## YOUR TASK
Retype the whole listing, please, keeping every line exact and dropping the pictures.

## Start STORED ROWS

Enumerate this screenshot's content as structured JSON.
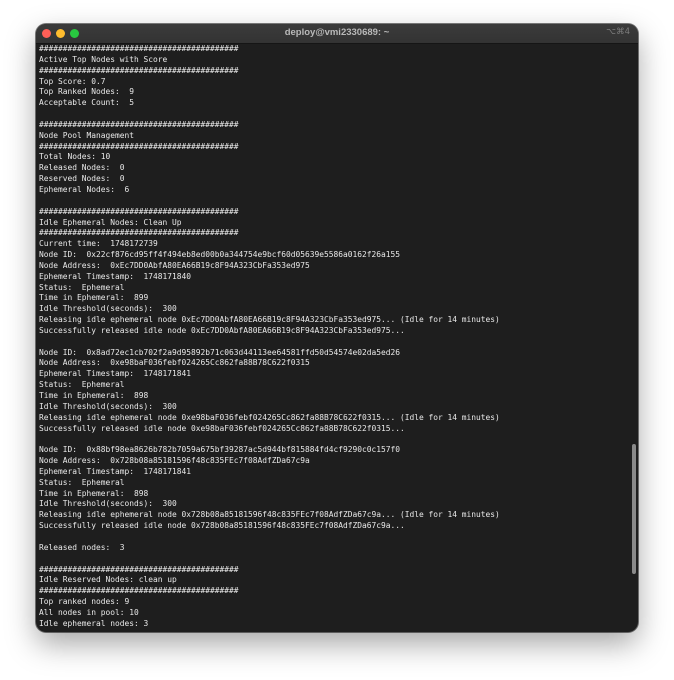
{
  "window": {
    "title": "deploy@vmi2330689: ~",
    "shortcut": "⌥⌘4"
  },
  "terminal": {
    "lines": [
      "##########################################",
      "Active Top Nodes with Score",
      "##########################################",
      "Top Score: 0.7",
      "Top Ranked Nodes:  9",
      "Acceptable Count:  5",
      "",
      "##########################################",
      "Node Pool Management",
      "##########################################",
      "Total Nodes: 10",
      "Released Nodes:  0",
      "Reserved Nodes:  0",
      "Ephemeral Nodes:  6",
      "",
      "##########################################",
      "Idle Ephemeral Nodes: Clean Up",
      "##########################################",
      "Current time:  1748172739",
      "Node ID:  0x22cf876cd95ff4f494eb8ed00b0a344754e9bcf60d05639e5586a0162f26a155",
      "Node Address:  0xEc7DD0AbfA80EA66B19c8F94A323CbFa353ed975",
      "Ephemeral Timestamp:  1748171840",
      "Status:  Ephemeral",
      "Time in Ephemeral:  899",
      "Idle Threshold(seconds):  300",
      "Releasing idle ephemeral node 0xEc7DD0AbfA80EA66B19c8F94A323CbFa353ed975... (Idle for 14 minutes)",
      "Successfully released idle node 0xEc7DD0AbfA80EA66B19c8F94A323CbFa353ed975...",
      "",
      "Node ID:  0x8ad72ec1cb702f2a9d95892b71c063d44113ee64581ffd50d54574e02da5ed26",
      "Node Address:  0xe98baF036febf024265Cc862fa88B78C622f0315",
      "Ephemeral Timestamp:  1748171841",
      "Status:  Ephemeral",
      "Time in Ephemeral:  898",
      "Idle Threshold(seconds):  300",
      "Releasing idle ephemeral node 0xe98baF036febf024265Cc862fa88B78C622f0315... (Idle for 14 minutes)",
      "Successfully released idle node 0xe98baF036febf024265Cc862fa88B78C622f0315...",
      "",
      "Node ID:  0x88bf98ea8626b782b7059a675bf39287ac5d944bf815884fd4cf9290c0c157f0",
      "Node Address:  0x728b08a85181596f48c835FEc7f08AdfZDa67c9a",
      "Ephemeral Timestamp:  1748171841",
      "Status:  Ephemeral",
      "Time in Ephemeral:  898",
      "Idle Threshold(seconds):  300",
      "Releasing idle ephemeral node 0x728b08a85181596f48c835FEc7f08AdfZDa67c9a... (Idle for 14 minutes)",
      "Successfully released idle node 0x728b08a85181596f48c835FEc7f08AdfZDa67c9a...",
      "",
      "Released nodes:  3",
      "",
      "##########################################",
      "Idle Reserved Nodes: clean up",
      "##########################################",
      "Top ranked nodes: 9",
      "All nodes in pool: 10",
      "Idle ephemeral nodes: 3"
    ]
  }
}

## End STORED ROWS

## TASK RESPONSE
Enumerate this screenshot's content as structured JSON.
{
  "window": {
    "title": "deploy@vmi2330689: ~",
    "shortcut": "⌥⌘4"
  },
  "terminal": {
    "lines": [
      "##########################################",
      "Active Top Nodes with Score",
      "##########################################",
      "Top Score: 0.7",
      "Top Ranked Nodes:  9",
      "Acceptable Count:  5",
      "",
      "##########################################",
      "Node Pool Management",
      "##########################################",
      "Total Nodes: 10",
      "Released Nodes:  0",
      "Reserved Nodes:  0",
      "Ephemeral Nodes:  6",
      "",
      "##########################################",
      "Idle Ephemeral Nodes: Clean Up",
      "##########################################",
      "Current time:  1748172739",
      "Node ID:  0x22cf876cd95ff4f494eb8ed00b0a344754e9bcf60d05639e5586a0162f26a155",
      "Node Address:  0xEc7DD0AbfA80EA66B19c8F94A323CbFa353ed975",
      "Ephemeral Timestamp:  1748171840",
      "Status:  Ephemeral",
      "Time in Ephemeral:  899",
      "Idle Threshold(seconds):  300",
      "Releasing idle ephemeral node 0xEc7DD0AbfA80EA66B19c8F94A323CbFa353ed975... (Idle for 14 minutes)",
      "Successfully released idle node 0xEc7DD0AbfA80EA66B19c8F94A323CbFa353ed975...",
      "",
      "Node ID:  0x8ad72ec1cb702f2a9d95892b71c063d44113ee64581ffd50d54574e02da5ed26",
      "Node Address:  0xe98baF036febf024265Cc862fa88B78C622f0315",
      "Ephemeral Timestamp:  1748171841",
      "Status:  Ephemeral",
      "Time in Ephemeral:  898",
      "Idle Threshold(seconds):  300",
      "Releasing idle ephemeral node 0xe98baF036febf024265Cc862fa88B78C622f0315... (Idle for 14 minutes)",
      "Successfully released idle node 0xe98baF036febf024265Cc862fa88B78C622f0315...",
      "",
      "Node ID:  0x88bf98ea8626b782b7059a675bf39287ac5d944bf815884fd4cf9290c0c157f0",
      "Node Address:  0x728b08a85181596f48c835FEc7f08AdfZDa67c9a",
      "Ephemeral Timestamp:  1748171841",
      "Status:  Ephemeral",
      "Time in Ephemeral:  898",
      "Idle Threshold(seconds):  300",
      "Releasing idle ephemeral node 0x728b08a85181596f48c835FEc7f08AdfZDa67c9a... (Idle for 14 minutes)",
      "Successfully released idle node 0x728b08a85181596f48c835FEc7f08AdfZDa67c9a...",
      "",
      "Released nodes:  3",
      "",
      "##########################################",
      "Idle Reserved Nodes: clean up",
      "##########################################",
      "Top ranked nodes: 9",
      "All nodes in pool: 10",
      "Idle ephemeral nodes: 3"
    ]
  }
}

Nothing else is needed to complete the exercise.